### 出典文書
--------------------------------

5.「大学教員等の発明に係る特許等の取扱いについて」

(昭和52年6月17日付け学術審議会答申) -抄-

3 現行取扱いの問題点

  我が国の大学教員の発明に係る特許等に関する現行取扱いは前記1・(2)で述べたとおりであるが、その実態は、他の組織体あるいは諸外国の大学の例に比べ、極めて多くの問題点をはらんでいると言つてよい。ここでは、その問題点を整理し、今後の在るべき方策を樹立するに際しての参考に資したい。

基本的問題

  まず、各国立大学の現状を見ると、学内で勤務発明規程を置く等により取扱い方式を明定している大学・研究所はごく少数であり、また、発明者の自由意思による譲渡の考え方や方式も必ずしも一定していない。国としてこれまで統一的な明確な取扱い方針を定めず、積極的に大学教員の発明を保護・活用する措置を講じてはこなかつた。そのため、大学・研究所間で特許権の帰属・管理方式が異なり、大学教員の間で公平を欠くのみならず、スムースな処理システムがないため、発明の成果を特許に結実させることなく、従つて産業界に反映されず、結果的に大学教員のアイデアが広くいかされないことが第一の問題である。
 大学について、長い間にわたりこの問題に関する整合性ある解決策が採られなかつたのは、より根本的には、大学という学術研究機関の性格上、民間企業等における職務発明と全く同様な取扱いがふさわしくない種々の要素があることに起因していると見られる。そのことは、特許法第35条の大学に係る適用に際しての基本的な問題と言えよう。

発明から特許取得までの問題

  次に、学内規程を置く場合又は任意譲渡による場合にしても、教員の発明が職務発明に該当するか否かの判定をいかなる組織でどのように行うかの問題がある。認定のための委員会を学内に設けている場合、学問分野の専門分化に伴い、当該発明の内容の審査、特許発明となる可能性の判断等の適任者は極めて少ないこと、職務発明か否かの判定基準の解釈が難しいこと、委員となつた者の時間的負担が大きいこと、機密保持が難しいこと、迅速処理が困難なこと等、様々な問題がある。

--------------------------------

### 課題
大学教員の発明に係る特許の取扱いについての答申から、次の問いに答えてください。
1. この答申は、いつ、どの機関によって出されたものですか。
2. 「基本的問題」の節で、第一の問題とされているのはどのようなことですか。
3. 大学に係る適用に際しての基本的な問題と言えるとされているのは、特許法の第何条ですか。

--------------------------------

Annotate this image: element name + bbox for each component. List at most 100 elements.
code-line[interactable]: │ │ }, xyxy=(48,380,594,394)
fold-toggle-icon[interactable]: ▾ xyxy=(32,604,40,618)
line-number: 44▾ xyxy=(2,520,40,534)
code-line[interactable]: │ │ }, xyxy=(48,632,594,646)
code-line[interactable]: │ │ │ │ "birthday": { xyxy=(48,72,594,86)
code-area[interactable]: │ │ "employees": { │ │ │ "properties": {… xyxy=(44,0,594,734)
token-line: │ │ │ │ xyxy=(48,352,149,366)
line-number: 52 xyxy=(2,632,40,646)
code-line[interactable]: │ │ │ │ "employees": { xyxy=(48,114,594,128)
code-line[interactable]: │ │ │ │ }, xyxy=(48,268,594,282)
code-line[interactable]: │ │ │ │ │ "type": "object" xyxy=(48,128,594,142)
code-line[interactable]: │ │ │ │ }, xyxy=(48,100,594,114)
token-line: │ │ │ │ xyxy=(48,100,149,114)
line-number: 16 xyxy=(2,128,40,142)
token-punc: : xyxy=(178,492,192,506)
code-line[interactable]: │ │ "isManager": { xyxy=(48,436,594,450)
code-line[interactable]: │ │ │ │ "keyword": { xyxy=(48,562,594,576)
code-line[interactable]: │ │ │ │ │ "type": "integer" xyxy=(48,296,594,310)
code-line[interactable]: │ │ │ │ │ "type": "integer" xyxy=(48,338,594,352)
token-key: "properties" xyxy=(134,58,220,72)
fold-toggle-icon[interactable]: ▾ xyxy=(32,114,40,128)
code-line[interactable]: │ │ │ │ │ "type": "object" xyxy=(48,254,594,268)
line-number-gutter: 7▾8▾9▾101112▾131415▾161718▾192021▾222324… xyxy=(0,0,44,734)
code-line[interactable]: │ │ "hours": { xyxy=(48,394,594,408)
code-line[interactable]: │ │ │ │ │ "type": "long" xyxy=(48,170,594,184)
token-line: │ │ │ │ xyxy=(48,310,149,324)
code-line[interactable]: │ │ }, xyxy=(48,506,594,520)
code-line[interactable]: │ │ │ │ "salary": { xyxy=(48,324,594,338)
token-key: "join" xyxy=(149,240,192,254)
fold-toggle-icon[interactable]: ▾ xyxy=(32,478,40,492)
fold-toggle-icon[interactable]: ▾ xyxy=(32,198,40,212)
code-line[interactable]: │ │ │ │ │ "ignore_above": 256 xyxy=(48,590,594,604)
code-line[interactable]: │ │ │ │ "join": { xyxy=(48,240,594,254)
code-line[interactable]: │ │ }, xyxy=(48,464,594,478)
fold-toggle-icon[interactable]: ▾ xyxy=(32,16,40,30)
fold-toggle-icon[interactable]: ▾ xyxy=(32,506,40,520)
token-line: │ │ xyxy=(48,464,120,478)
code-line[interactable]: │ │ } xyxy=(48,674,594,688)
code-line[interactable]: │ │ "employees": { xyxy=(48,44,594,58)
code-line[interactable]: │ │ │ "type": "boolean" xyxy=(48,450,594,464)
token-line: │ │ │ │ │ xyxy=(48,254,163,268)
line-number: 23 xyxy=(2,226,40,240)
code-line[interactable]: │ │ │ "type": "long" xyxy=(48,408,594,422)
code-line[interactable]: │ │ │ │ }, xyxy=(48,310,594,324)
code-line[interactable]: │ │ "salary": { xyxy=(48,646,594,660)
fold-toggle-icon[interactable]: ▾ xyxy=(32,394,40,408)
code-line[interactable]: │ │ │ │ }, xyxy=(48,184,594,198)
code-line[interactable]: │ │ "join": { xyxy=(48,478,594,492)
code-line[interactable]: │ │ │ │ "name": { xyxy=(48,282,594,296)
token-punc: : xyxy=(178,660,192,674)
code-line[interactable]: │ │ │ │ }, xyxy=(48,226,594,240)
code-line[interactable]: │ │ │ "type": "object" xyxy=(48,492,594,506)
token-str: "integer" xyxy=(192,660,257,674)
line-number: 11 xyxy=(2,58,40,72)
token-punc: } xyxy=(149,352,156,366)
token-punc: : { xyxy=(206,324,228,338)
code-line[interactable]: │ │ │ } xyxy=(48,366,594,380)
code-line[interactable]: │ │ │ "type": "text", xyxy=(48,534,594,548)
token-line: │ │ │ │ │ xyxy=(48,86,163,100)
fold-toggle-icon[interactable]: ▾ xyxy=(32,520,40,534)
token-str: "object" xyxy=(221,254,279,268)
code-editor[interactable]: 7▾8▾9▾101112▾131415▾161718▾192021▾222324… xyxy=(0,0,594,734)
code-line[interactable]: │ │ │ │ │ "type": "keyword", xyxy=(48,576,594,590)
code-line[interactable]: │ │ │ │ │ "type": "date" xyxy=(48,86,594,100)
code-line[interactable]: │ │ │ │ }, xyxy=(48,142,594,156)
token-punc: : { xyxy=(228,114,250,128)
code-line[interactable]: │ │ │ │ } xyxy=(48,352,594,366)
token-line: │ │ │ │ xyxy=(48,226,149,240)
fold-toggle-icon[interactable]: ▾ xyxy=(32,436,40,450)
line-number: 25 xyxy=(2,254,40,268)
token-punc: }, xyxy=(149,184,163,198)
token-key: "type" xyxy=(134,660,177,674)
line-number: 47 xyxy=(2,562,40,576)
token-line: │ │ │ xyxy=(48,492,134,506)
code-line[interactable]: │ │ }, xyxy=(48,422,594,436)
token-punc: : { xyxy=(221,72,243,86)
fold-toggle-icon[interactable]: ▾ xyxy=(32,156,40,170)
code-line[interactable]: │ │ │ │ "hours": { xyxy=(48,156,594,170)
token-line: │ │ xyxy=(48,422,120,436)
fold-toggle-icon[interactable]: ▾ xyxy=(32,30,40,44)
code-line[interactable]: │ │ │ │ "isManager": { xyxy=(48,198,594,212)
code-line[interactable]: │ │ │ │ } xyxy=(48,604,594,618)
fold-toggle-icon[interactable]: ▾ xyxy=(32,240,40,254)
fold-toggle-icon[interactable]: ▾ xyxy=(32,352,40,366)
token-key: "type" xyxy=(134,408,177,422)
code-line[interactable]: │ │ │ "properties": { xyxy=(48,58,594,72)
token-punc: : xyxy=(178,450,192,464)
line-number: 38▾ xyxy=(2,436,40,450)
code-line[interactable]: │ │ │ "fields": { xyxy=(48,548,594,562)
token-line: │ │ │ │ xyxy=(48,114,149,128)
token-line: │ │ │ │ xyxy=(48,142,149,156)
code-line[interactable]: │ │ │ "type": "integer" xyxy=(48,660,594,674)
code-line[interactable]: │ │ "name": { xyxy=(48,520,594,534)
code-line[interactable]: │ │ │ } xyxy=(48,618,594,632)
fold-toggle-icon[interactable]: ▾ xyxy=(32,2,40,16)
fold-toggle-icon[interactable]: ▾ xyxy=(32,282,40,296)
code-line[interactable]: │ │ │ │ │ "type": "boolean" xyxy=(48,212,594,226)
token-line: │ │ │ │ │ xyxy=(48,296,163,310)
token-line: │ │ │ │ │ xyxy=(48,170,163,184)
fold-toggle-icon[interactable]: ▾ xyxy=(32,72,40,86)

--------------------------------

### 解答
1. この答申は、昭和52年6月17日に学術審議会によって出されたものです。
2. 大学・研究所間で特許権の帰属・管理方式が異なり、大学教員の間で公平を欠いています。また、スムースな処理システムがないため、発明の成果が特許に結実せず、産業界に反映されません。その結果、大学教員のアイデアが広くいかされないことが第一の問題とされています。
3. 特許法第35条です。